Rows from a figure dataset:
'''

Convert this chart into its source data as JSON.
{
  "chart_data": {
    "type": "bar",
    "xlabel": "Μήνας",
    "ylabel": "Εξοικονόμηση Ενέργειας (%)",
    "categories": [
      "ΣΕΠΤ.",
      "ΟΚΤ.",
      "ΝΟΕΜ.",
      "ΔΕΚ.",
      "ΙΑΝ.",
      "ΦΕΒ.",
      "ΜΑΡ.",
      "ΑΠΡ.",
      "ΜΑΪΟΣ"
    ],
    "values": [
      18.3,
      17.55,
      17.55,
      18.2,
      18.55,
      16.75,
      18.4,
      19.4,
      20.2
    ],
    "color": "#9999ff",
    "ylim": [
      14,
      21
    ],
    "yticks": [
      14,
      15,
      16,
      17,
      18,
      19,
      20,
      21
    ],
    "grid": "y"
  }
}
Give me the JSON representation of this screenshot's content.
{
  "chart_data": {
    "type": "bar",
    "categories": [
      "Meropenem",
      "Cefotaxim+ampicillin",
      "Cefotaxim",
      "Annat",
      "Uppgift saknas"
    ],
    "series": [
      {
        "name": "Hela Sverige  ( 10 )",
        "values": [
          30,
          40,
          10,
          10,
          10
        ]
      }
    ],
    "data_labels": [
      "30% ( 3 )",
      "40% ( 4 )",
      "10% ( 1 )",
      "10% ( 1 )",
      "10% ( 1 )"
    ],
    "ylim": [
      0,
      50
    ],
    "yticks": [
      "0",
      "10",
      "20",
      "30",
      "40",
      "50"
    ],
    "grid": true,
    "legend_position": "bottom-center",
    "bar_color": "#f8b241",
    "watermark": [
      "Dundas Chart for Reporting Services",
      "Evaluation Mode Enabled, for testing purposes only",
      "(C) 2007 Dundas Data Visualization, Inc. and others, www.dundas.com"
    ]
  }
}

'''

_Directions_.
Copy each line of the data above without altering a single character.

_Written solution_.
Convert this chart into its source data as JSON.
{
  "chart_data": {
    "type": "bar",
    "xlabel": "Μήνας",
    "ylabel": "Εξοικονόμηση Ενέργειας (%)",
    "categories": [
      "ΣΕΠΤ.",
      "ΟΚΤ.",
      "ΝΟΕΜ.",
      "ΔΕΚ.",
      "ΙΑΝ.",
      "ΦΕΒ.",
      "ΜΑΡ.",
      "ΑΠΡ.",
      "ΜΑΪΟΣ"
    ],
    "values": [
      18.3,
      17.55,
      17.55,
      18.2,
      18.55,
      16.75,
      18.4,
      19.4,
      20.2
    ],
    "color": "#9999ff",
    "ylim": [
      14,
      21
    ],
    "yticks": [
      14,
      15,
      16,
      17,
      18,
      19,
      20,
      21
    ],
    "grid": "y"
  }
}
Give me the JSON representation of this screenshot's content.
{
  "chart_data": {
    "type": "bar",
    "categories": [
      "Meropenem",
      "Cefotaxim+ampicillin",
      "Cefotaxim",
      "Annat",
      "Uppgift saknas"
    ],
    "series": [
      {
        "name": "Hela Sverige  ( 10 )",
        "values": [
          30,
          40,
          10,
          10,
          10
        ]
      }
    ],
    "data_labels": [
      "30% ( 3 )",
      "40% ( 4 )",
      "10% ( 1 )",
      "10% ( 1 )",
      "10% ( 1 )"
    ],
    "ylim": [
      0,
      50
    ],
    "yticks": [
      "0",
      "10",
      "20",
      "30",
      "40",
      "50"
    ],
    "grid": true,
    "legend_position": "bottom-center",
    "bar_color": "#f8b241",
    "watermark": [
      "Dundas Chart for Reporting Services",
      "Evaluation Mode Enabled, for testing purposes only",
      "(C) 2007 Dundas Data Visualization, Inc. and others, www.dundas.com"
    ]
  }
}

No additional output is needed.